(Exercise description): Locate all lines with the word "name". Copy them.

··· Material provided ···

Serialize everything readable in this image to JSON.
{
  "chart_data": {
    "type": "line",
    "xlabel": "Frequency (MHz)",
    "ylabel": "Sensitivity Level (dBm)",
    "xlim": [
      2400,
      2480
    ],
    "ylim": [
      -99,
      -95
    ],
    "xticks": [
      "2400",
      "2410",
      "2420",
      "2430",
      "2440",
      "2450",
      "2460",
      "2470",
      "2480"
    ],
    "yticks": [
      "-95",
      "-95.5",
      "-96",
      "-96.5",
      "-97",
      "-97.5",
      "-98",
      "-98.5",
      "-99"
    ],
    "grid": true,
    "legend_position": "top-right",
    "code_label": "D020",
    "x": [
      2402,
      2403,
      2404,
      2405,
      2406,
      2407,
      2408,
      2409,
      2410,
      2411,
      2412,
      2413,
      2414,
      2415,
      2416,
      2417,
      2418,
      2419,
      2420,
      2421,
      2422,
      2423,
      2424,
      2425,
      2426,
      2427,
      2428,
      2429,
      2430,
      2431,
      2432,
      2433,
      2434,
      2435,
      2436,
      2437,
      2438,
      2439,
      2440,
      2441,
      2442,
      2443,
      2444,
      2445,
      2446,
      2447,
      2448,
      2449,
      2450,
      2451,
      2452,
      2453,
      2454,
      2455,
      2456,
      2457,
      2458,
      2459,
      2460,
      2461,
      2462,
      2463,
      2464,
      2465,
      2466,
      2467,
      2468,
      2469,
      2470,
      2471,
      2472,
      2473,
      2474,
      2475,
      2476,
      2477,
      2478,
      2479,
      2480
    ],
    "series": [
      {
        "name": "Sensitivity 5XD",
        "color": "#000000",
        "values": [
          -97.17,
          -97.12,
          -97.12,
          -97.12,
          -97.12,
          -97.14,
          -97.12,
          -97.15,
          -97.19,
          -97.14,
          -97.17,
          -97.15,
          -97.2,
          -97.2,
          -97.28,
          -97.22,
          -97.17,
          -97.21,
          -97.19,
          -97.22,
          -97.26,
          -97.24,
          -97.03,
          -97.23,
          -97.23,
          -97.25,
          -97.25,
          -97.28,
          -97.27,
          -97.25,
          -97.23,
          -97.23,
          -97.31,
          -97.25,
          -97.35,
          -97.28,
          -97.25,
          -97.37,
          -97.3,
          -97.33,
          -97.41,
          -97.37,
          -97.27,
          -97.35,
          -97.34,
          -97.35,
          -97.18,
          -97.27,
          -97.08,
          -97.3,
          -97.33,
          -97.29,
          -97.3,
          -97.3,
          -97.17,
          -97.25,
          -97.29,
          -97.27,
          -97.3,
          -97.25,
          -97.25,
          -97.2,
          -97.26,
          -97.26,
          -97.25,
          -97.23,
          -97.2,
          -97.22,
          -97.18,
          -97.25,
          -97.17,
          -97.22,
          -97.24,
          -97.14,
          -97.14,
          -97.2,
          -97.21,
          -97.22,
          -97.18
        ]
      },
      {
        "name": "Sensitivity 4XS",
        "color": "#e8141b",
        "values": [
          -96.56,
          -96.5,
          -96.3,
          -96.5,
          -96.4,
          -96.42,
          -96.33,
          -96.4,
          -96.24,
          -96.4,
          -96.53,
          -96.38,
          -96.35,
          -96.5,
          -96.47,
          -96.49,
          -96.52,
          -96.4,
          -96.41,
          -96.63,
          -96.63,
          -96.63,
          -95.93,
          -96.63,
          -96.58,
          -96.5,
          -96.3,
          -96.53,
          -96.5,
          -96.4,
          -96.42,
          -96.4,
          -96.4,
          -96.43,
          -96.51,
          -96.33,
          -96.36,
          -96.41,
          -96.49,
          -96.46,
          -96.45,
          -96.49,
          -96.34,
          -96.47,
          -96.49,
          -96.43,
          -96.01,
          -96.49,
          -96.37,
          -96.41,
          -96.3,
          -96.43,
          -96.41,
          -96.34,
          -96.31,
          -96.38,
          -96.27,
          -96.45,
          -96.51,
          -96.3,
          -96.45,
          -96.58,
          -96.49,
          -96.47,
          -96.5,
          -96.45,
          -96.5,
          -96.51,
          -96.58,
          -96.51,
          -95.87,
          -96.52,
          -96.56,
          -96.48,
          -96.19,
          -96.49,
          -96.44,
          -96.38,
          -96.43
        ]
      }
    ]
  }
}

···

(Problem solution):
        "name": "Sensitivity 5XD",
        "name": "Sensitivity 4XS",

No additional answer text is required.